> _TASK OBJECTIVE_
Send back the entries below exactly as they appear.

> _Extracted records_

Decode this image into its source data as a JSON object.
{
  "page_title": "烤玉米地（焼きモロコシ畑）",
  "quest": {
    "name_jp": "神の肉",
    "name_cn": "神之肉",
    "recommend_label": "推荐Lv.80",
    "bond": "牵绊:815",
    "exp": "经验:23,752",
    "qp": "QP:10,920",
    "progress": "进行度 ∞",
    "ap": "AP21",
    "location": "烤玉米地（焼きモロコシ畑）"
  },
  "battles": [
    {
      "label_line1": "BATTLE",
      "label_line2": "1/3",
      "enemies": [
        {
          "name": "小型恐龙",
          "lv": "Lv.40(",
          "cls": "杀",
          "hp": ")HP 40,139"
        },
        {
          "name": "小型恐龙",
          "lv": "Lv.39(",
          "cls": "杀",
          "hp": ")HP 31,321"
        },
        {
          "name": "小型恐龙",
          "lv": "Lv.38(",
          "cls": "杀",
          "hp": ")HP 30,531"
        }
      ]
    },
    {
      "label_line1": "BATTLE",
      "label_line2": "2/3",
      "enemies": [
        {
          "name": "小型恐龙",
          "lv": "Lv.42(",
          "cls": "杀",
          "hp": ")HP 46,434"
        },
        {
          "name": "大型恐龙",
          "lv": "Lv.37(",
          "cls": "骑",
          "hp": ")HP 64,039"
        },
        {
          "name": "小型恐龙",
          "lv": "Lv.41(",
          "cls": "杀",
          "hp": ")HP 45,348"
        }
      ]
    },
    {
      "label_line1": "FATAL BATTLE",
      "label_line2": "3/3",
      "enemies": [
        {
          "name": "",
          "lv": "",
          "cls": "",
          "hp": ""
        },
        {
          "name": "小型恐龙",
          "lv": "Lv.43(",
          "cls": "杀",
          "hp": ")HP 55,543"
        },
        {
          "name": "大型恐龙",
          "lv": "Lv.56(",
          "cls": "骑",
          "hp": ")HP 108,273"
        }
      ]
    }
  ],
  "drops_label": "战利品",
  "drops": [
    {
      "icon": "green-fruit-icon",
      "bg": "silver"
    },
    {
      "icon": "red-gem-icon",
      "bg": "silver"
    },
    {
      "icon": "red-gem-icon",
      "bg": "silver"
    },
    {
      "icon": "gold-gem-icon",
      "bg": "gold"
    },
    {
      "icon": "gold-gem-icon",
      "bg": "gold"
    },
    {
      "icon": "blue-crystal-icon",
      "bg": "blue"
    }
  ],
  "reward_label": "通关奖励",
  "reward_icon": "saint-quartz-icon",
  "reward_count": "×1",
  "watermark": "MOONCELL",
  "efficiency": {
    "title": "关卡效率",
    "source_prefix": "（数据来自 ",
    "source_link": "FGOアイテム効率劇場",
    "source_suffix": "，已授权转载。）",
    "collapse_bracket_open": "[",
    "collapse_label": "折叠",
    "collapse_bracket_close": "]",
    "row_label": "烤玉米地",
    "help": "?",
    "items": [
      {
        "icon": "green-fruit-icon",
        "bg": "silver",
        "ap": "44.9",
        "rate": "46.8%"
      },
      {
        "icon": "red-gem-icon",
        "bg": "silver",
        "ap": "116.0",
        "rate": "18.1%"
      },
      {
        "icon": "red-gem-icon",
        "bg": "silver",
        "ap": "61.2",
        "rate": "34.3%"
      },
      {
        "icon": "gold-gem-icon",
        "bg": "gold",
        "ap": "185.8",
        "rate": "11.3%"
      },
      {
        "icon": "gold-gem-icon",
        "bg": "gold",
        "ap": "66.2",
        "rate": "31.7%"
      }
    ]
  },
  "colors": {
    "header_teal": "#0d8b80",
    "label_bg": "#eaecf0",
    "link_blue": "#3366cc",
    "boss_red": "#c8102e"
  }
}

> _SOLUTION FOR THIS TASK_
Decode this image into its source data as a JSON object.
{
  "page_title": "烤玉米地（焼きモロコシ畑）",
  "quest": {
    "name_jp": "神の肉",
    "name_cn": "神之肉",
    "recommend_label": "推荐Lv.80",
    "bond": "牵绊:815",
    "exp": "经验:23,752",
    "qp": "QP:10,920",
    "progress": "进行度 ∞",
    "ap": "AP21",
    "location": "烤玉米地（焼きモロコシ畑）"
  },
  "battles": [
    {
      "label_line1": "BATTLE",
      "label_line2": "1/3",
      "enemies": [
        {
          "name": "小型恐龙",
          "lv": "Lv.40(",
          "cls": "杀",
          "hp": ")HP 40,139"
        },
        {
          "name": "小型恐龙",
          "lv": "Lv.39(",
          "cls": "杀",
          "hp": ")HP 31,321"
        },
        {
          "name": "小型恐龙",
          "lv": "Lv.38(",
          "cls": "杀",
          "hp": ")HP 30,531"
        }
      ]
    },
    {
      "label_line1": "BATTLE",
      "label_line2": "2/3",
      "enemies": [
        {
          "name": "小型恐龙",
          "lv": "Lv.42(",
          "cls": "杀",
          "hp": ")HP 46,434"
        },
        {
          "name": "大型恐龙",
          "lv": "Lv.37(",
          "cls": "骑",
          "hp": ")HP 64,039"
        },
        {
          "name": "小型恐龙",
          "lv": "Lv.41(",
          "cls": "杀",
          "hp": ")HP 45,348"
        }
      ]
    },
    {
      "label_line1": "FATAL BATTLE",
      "label_line2": "3/3",
      "enemies": [
        {
          "name": "",
          "lv": "",
          "cls": "",
          "hp": ""
        },
        {
          "name": "小型恐龙",
          "lv": "Lv.43(",
          "cls": "杀",
          "hp": ")HP 55,543"
        },
        {
          "name": "大型恐龙",
          "lv": "Lv.56(",
          "cls": "骑",
          "hp": ")HP 108,273"
        }
      ]
    }
  ],
  "drops_label": "战利品",
  "drops": [
    {
      "icon": "green-fruit-icon",
      "bg": "silver"
    },
    {
      "icon": "red-gem-icon",
      "bg": "silver"
    },
    {
      "icon": "red-gem-icon",
      "bg": "silver"
    },
    {
      "icon": "gold-gem-icon",
      "bg": "gold"
    },
    {
      "icon": "gold-gem-icon",
      "bg": "gold"
    },
    {
      "icon": "blue-crystal-icon",
      "bg": "blue"
    }
  ],
  "reward_label": "通关奖励",
  "reward_icon": "saint-quartz-icon",
  "reward_count": "×1",
  "watermark": "MOONCELL",
  "efficiency": {
    "title": "关卡效率",
    "source_prefix": "（数据来自 ",
    "source_link": "FGOアイテム効率劇場",
    "source_suffix": "，已授权转载。）",
    "collapse_bracket_open": "[",
    "collapse_label": "折叠",
    "collapse_bracket_close": "]",
    "row_label": "烤玉米地",
    "help": "?",
    "items": [
      {
        "icon": "green-fruit-icon",
        "bg": "silver",
        "ap": "44.9",
        "rate": "46.8%"
      },
      {
        "icon": "red-gem-icon",
        "bg": "silver",
        "ap": "116.0",
        "rate": "18.1%"
      },
      {
        "icon": "red-gem-icon",
        "bg": "silver",
        "ap": "61.2",
        "rate": "34.3%"
      },
      {
        "icon": "gold-gem-icon",
        "bg": "gold",
        "ap": "185.8",
        "rate": "11.3%"
      },
      {
        "icon": "gold-gem-icon",
        "bg": "gold",
        "ap": "66.2",
        "rate": "31.7%"
      }
    ]
  },
  "colors": {
    "header_teal": "#0d8b80",
    "label_bg": "#eaecf0",
    "link_blue": "#3366cc",
    "boss_red": "#c8102e"
  }
}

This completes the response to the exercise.